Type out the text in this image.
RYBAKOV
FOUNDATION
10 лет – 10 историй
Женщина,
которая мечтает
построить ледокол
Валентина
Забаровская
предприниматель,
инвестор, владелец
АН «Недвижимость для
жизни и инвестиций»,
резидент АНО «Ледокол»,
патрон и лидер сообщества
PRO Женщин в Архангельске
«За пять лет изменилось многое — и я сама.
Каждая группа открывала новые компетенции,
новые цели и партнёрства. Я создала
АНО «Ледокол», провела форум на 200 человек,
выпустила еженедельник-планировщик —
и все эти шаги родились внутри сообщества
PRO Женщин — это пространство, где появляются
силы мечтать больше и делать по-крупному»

...

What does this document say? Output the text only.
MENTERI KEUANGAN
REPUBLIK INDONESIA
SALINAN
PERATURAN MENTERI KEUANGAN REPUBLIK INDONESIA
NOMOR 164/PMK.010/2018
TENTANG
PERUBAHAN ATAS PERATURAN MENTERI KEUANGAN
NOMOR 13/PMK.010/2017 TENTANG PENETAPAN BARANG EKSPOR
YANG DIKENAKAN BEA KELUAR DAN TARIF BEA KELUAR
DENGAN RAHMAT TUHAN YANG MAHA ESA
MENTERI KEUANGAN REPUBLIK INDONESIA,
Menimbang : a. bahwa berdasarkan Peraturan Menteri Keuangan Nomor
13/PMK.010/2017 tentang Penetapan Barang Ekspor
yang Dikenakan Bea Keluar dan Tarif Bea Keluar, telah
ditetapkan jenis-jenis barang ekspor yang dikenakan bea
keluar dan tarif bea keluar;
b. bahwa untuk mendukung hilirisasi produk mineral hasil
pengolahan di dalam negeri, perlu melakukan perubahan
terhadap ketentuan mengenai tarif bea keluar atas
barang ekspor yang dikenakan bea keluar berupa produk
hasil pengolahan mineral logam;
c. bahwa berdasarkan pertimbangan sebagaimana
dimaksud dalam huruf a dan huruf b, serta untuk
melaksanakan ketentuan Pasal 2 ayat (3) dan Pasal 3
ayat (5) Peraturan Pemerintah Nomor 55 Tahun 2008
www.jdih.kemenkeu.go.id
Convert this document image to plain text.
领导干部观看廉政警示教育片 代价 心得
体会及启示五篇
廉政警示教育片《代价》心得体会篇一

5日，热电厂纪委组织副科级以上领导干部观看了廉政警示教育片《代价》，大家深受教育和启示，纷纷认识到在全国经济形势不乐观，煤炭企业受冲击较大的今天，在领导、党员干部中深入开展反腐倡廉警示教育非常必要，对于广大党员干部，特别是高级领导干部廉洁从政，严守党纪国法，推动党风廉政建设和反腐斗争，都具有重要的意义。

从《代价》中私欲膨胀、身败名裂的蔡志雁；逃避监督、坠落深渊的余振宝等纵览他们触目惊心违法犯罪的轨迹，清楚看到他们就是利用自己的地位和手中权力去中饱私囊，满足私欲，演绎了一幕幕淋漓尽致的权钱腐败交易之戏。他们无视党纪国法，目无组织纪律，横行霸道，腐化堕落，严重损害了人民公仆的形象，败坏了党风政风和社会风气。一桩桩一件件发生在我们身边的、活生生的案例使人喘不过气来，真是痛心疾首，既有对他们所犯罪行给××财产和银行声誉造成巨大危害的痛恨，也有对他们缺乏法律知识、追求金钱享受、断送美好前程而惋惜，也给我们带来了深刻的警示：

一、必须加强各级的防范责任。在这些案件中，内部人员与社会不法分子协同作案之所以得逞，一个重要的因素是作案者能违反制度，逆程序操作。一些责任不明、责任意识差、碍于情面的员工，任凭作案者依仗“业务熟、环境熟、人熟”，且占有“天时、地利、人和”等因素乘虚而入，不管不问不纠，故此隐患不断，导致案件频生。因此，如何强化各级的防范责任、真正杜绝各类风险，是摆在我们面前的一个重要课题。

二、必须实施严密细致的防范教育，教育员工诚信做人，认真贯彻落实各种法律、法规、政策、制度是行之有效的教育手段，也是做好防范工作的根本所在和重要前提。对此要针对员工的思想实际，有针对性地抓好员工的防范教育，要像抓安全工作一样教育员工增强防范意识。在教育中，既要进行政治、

==

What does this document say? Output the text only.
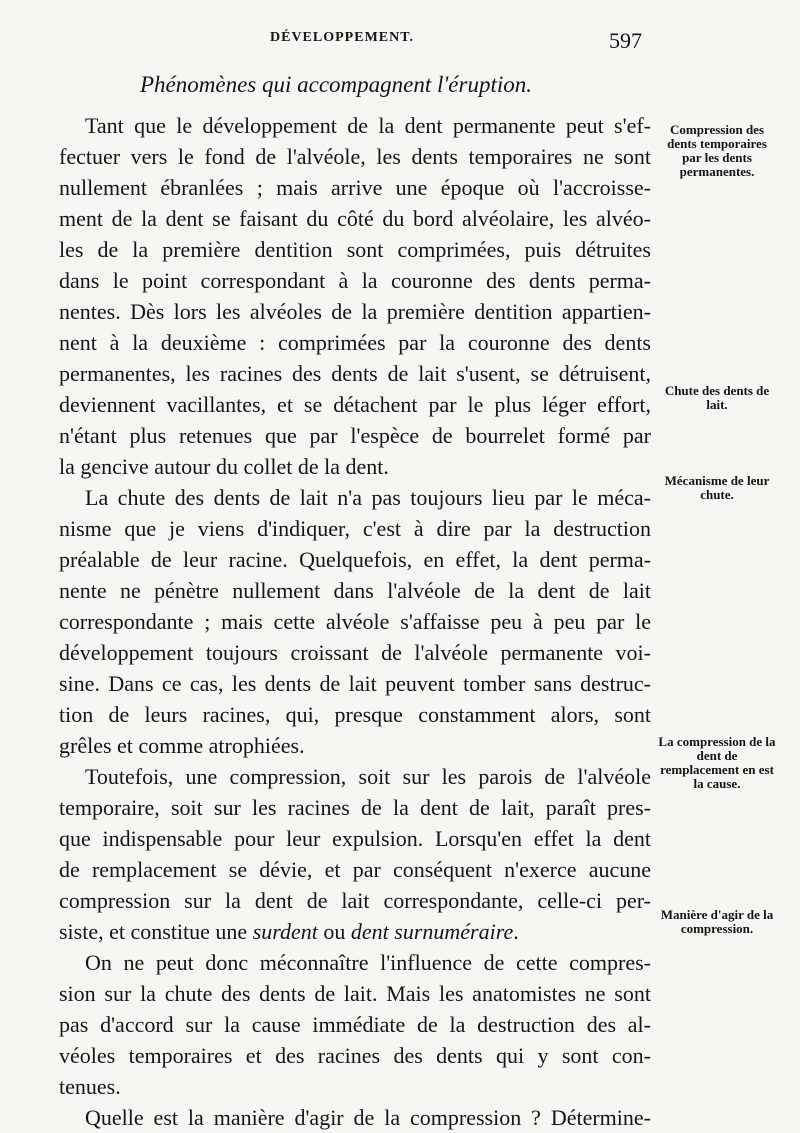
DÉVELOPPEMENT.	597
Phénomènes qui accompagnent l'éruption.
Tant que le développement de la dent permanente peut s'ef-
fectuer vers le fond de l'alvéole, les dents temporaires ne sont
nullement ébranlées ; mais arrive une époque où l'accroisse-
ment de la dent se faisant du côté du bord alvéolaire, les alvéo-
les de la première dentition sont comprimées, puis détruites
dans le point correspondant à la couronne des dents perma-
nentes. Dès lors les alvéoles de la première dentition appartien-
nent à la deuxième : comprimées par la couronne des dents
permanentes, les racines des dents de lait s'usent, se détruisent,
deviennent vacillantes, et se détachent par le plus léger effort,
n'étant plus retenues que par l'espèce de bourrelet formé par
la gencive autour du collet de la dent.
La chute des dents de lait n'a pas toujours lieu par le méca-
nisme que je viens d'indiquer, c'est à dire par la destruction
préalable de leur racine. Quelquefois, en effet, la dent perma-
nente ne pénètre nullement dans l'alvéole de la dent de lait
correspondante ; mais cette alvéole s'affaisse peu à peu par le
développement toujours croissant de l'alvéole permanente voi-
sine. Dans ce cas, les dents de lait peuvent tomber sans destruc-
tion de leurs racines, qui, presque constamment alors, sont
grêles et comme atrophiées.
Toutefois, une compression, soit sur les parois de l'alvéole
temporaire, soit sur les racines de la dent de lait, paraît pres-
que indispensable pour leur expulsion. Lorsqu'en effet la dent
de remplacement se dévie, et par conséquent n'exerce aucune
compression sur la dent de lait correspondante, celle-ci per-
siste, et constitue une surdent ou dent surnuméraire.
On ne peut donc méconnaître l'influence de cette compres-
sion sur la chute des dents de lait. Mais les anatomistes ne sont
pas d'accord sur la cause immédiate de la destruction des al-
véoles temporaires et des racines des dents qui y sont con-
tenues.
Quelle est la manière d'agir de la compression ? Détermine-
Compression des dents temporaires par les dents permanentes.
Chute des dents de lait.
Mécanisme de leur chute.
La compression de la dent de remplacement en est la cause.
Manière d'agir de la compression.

__Stated goal__. Return every line of the preceding records in which the word "sont" appears.

__Exercise answer__.
fectuer vers le fond de l'alvéole, les dents temporaires ne sont
les de la première dentition sont comprimées, puis détruites
tion de leurs racines, qui, presque constamment alors, sont
sion sur la chute des dents de lait. Mais les anatomistes ne sont
véoles temporaires et des racines des dents qui y sont con-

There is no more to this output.